-- MATERIAL PROVIDED start --
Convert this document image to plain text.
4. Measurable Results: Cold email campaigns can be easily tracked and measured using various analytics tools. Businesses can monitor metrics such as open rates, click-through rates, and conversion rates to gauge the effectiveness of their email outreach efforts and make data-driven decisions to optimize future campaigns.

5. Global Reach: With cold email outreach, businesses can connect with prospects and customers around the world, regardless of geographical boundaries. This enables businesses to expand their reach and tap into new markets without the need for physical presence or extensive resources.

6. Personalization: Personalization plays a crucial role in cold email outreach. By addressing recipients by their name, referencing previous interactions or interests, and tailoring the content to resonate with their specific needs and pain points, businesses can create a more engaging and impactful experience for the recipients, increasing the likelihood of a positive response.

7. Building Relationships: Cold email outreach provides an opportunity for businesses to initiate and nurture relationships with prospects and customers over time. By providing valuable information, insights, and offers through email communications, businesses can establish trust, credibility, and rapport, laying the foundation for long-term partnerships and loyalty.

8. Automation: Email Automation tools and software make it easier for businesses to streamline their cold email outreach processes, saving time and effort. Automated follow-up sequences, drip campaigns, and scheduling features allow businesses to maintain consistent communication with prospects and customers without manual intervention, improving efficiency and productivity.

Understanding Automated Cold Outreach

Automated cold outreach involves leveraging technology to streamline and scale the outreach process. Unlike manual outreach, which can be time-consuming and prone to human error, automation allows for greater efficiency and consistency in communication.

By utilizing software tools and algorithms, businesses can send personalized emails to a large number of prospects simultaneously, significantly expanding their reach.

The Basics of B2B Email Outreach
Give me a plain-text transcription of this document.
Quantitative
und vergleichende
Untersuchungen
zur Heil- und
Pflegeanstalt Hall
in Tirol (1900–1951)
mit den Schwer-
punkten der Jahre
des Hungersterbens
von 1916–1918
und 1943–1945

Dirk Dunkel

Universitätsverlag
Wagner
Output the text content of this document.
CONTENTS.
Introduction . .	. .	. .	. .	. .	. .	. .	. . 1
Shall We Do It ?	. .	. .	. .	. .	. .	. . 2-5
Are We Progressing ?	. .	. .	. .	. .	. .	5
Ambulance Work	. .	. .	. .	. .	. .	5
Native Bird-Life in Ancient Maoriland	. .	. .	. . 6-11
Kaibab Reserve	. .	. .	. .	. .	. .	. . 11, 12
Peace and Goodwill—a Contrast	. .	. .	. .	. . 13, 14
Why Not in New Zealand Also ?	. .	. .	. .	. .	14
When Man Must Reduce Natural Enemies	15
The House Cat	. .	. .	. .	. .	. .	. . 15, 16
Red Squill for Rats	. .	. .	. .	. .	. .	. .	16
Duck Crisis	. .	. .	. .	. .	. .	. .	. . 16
-- MATERIAL PROVIDED end --
▶ WHAT IS NEEDED
Everything from the line containing "Give me a plain-text" through the last line of the records must be given again exactly; leave out all other lines.

▶ SOLUTION TO THE PROBLEM
Give me a plain-text transcription of this document.
Quantitative
und vergleichende
Untersuchungen
zur Heil- und
Pflegeanstalt Hall
in Tirol (1900–1951)
mit den Schwer-
punkten der Jahre
des Hungersterbens
von 1916–1918
und 1943–1945

Dirk Dunkel

Universitätsverlag
Wagner
Output the text content of this document.
CONTENTS.
Introduction . .	. .	. .	. .	. .	. .	. .	. . 1
Shall We Do It ?	. .	. .	. .	. .	. .	. . 2-5
Are We Progressing ?	. .	. .	. .	. .	. .	5
Ambulance Work	. .	. .	. .	. .	. .	5
Native Bird-Life in Ancient Maoriland	. .	. .	. . 6-11
Kaibab Reserve	. .	. .	. .	. .	. .	. . 11, 12
Peace and Goodwill—a Contrast	. .	. .	. .	. . 13, 14
Why Not in New Zealand Also ?	. .	. .	. .	. .	14
When Man Must Reduce Natural Enemies	15
The House Cat	. .	. .	. .	. .	. .	. . 15, 16
Red Squill for Rats	. .	. .	. .	. .	. .	. .	16
Duck Crisis	. .	. .	. .	. .	. .	. .	. . 16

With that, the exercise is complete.